(Dataset records)

□ □ □ □ □ □ □

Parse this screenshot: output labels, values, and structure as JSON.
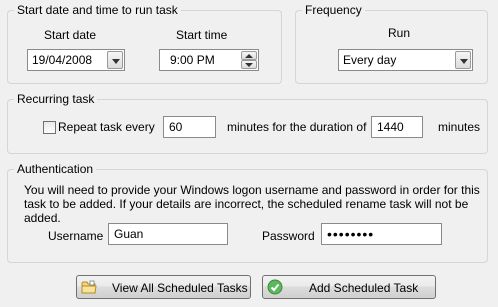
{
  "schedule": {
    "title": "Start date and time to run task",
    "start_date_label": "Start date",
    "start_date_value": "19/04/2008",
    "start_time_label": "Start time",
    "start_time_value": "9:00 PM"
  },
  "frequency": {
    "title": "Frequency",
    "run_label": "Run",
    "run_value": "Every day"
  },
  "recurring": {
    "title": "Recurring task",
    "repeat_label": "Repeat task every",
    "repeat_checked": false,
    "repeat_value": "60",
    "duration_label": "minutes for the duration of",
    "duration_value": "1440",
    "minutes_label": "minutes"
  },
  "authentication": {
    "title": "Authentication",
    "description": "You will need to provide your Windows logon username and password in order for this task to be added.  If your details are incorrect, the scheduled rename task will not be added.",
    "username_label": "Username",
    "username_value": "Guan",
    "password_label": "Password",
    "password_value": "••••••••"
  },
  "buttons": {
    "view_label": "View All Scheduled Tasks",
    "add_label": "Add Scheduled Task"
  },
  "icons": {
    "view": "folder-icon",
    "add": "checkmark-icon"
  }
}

□ □ □ □ □ □ □

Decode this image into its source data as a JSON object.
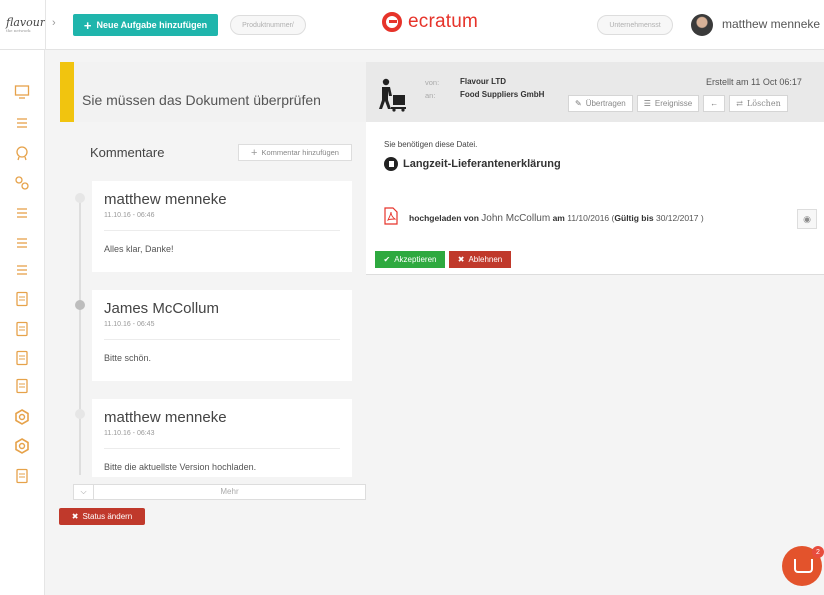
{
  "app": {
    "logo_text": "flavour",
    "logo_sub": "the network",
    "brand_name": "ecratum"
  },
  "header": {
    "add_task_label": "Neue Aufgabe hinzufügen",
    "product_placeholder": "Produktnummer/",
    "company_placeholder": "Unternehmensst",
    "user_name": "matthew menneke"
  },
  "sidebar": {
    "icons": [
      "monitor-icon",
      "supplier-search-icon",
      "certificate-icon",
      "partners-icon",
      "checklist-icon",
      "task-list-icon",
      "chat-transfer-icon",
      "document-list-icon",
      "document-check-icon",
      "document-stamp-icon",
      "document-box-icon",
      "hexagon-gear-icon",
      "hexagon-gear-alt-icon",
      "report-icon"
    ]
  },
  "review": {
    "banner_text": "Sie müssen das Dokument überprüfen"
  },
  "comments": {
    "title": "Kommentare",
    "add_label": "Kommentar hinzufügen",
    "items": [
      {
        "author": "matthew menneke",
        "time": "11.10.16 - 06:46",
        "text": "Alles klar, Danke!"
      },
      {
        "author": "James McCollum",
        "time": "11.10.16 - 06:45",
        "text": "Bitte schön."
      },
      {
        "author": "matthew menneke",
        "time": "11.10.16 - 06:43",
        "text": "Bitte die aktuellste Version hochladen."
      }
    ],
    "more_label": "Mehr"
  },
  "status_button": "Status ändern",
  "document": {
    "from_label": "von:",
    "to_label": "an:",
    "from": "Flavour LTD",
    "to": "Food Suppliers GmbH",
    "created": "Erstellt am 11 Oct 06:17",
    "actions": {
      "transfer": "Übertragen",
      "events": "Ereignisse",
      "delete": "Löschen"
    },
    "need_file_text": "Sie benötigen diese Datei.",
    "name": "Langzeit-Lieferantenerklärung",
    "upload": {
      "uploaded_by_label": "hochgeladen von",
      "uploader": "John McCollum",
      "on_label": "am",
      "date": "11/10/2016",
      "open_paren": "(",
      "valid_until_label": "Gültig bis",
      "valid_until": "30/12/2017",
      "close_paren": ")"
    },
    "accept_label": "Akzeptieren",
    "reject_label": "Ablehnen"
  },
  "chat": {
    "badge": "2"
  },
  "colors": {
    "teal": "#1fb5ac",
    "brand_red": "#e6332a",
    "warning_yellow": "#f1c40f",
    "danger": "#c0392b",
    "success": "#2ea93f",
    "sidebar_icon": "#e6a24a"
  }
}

□ □ □ □ □ □ □

Task requirements: Where a line contains the string "this", extract that line.

Problem solution:
Parse this screenshot: output labels, values, and structure as JSON.
    "description": "You will need to provide your Windows logon username and password in order for this task to be added.  If your details are incorrect, the scheduled rename task will not be added.",
Decode this image into its source data as a JSON object.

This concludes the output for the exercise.